Data extract:
>> begin
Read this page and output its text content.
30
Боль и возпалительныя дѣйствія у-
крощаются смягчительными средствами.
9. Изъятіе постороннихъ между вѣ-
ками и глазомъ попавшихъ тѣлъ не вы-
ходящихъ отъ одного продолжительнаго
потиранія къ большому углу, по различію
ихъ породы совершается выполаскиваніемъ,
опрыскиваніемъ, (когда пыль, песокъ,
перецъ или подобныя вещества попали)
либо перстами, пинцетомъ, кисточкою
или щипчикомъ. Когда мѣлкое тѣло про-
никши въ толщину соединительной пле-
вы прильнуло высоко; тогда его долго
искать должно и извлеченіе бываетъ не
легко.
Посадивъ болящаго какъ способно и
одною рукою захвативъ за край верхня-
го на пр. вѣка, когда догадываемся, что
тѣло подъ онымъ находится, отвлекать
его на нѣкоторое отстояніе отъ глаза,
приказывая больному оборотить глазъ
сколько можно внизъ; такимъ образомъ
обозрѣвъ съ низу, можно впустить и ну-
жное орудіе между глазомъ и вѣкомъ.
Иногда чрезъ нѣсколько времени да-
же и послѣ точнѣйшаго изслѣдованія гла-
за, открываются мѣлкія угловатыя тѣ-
>> end
Exercise requirements: Word for word, restate all of the data shown above.

Expected output:
Read this page and output its text content.
30
Боль и возпалительныя дѣйствія у-
крощаются смягчительными средствами.
9. Изъятіе постороннихъ между вѣ-
ками и глазомъ попавшихъ тѣлъ не вы-
ходящихъ отъ одного продолжительнаго
потиранія къ большому углу, по различію
ихъ породы совершается выполаскиваніемъ,
опрыскиваніемъ, (когда пыль, песокъ,
перецъ или подобныя вещества попали)
либо перстами, пинцетомъ, кисточкою
или щипчикомъ. Когда мѣлкое тѣло про-
никши въ толщину соединительной пле-
вы прильнуло высоко; тогда его долго
искать должно и извлеченіе бываетъ не
легко.
Посадивъ болящаго какъ способно и
одною рукою захвативъ за край верхня-
го на пр. вѣка, когда догадываемся, что
тѣло подъ онымъ находится, отвлекать
его на нѣкоторое отстояніе отъ глаза,
приказывая больному оборотить глазъ
сколько можно внизъ; такимъ образомъ
обозрѣвъ съ низу, можно впустить и ну-
жное орудіе между глазомъ и вѣкомъ.
Иногда чрезъ нѣсколько времени да-
же и послѣ точнѣйшаго изслѣдованія гла-
за, открываются мѣлкія угловатыя тѣ-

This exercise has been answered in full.